Stored data:

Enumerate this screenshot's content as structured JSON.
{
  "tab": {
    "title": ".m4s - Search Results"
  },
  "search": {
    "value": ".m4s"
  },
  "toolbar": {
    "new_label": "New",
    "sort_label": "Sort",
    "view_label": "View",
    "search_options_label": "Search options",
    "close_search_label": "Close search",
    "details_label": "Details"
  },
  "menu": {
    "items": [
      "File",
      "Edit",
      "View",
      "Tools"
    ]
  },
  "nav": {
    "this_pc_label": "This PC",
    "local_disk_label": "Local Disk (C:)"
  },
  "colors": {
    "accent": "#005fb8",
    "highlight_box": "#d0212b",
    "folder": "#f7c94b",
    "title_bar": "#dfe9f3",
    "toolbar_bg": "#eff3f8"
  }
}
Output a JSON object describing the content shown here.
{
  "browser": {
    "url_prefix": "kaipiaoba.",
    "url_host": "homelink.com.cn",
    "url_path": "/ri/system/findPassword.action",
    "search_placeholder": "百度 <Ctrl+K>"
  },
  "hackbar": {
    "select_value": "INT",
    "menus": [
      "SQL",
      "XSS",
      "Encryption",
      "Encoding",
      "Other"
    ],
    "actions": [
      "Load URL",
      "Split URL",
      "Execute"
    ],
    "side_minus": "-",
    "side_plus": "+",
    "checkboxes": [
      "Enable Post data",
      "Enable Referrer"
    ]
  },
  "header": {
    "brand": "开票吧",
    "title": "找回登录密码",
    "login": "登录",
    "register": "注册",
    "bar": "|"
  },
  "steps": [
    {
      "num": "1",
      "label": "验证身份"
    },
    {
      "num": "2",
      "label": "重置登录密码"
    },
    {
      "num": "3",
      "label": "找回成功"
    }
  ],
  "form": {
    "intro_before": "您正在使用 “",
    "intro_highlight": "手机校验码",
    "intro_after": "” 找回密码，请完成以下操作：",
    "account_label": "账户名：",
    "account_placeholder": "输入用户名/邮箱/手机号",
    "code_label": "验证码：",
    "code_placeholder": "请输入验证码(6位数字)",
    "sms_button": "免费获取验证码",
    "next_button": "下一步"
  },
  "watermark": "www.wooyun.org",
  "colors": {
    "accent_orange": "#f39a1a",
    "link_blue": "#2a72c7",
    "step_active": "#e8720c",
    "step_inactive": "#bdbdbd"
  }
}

◆ The exercise ◆
Copy out the material above in its entirety. Every detail must match.

◆ Exercise answer ◆
Enumerate this screenshot's content as structured JSON.
{
  "tab": {
    "title": ".m4s - Search Results"
  },
  "search": {
    "value": ".m4s"
  },
  "toolbar": {
    "new_label": "New",
    "sort_label": "Sort",
    "view_label": "View",
    "search_options_label": "Search options",
    "close_search_label": "Close search",
    "details_label": "Details"
  },
  "menu": {
    "items": [
      "File",
      "Edit",
      "View",
      "Tools"
    ]
  },
  "nav": {
    "this_pc_label": "This PC",
    "local_disk_label": "Local Disk (C:)"
  },
  "colors": {
    "accent": "#005fb8",
    "highlight_box": "#d0212b",
    "folder": "#f7c94b",
    "title_bar": "#dfe9f3",
    "toolbar_bg": "#eff3f8"
  }
}
Output a JSON object describing the content shown here.
{
  "browser": {
    "url_prefix": "kaipiaoba.",
    "url_host": "homelink.com.cn",
    "url_path": "/ri/system/findPassword.action",
    "search_placeholder": "百度 <Ctrl+K>"
  },
  "hackbar": {
    "select_value": "INT",
    "menus": [
      "SQL",
      "XSS",
      "Encryption",
      "Encoding",
      "Other"
    ],
    "actions": [
      "Load URL",
      "Split URL",
      "Execute"
    ],
    "side_minus": "-",
    "side_plus": "+",
    "checkboxes": [
      "Enable Post data",
      "Enable Referrer"
    ]
  },
  "header": {
    "brand": "开票吧",
    "title": "找回登录密码",
    "login": "登录",
    "register": "注册",
    "bar": "|"
  },
  "steps": [
    {
      "num": "1",
      "label": "验证身份"
    },
    {
      "num": "2",
      "label": "重置登录密码"
    },
    {
      "num": "3",
      "label": "找回成功"
    }
  ],
  "form": {
    "intro_before": "您正在使用 “",
    "intro_highlight": "手机校验码",
    "intro_after": "” 找回密码，请完成以下操作：",
    "account_label": "账户名：",
    "account_placeholder": "输入用户名/邮箱/手机号",
    "code_label": "验证码：",
    "code_placeholder": "请输入验证码(6位数字)",
    "sms_button": "免费获取验证码",
    "next_button": "下一步"
  },
  "watermark": "www.wooyun.org",
  "colors": {
    "accent_orange": "#f39a1a",
    "link_blue": "#2a72c7",
    "step_active": "#e8720c",
    "step_inactive": "#bdbdbd"
  }
}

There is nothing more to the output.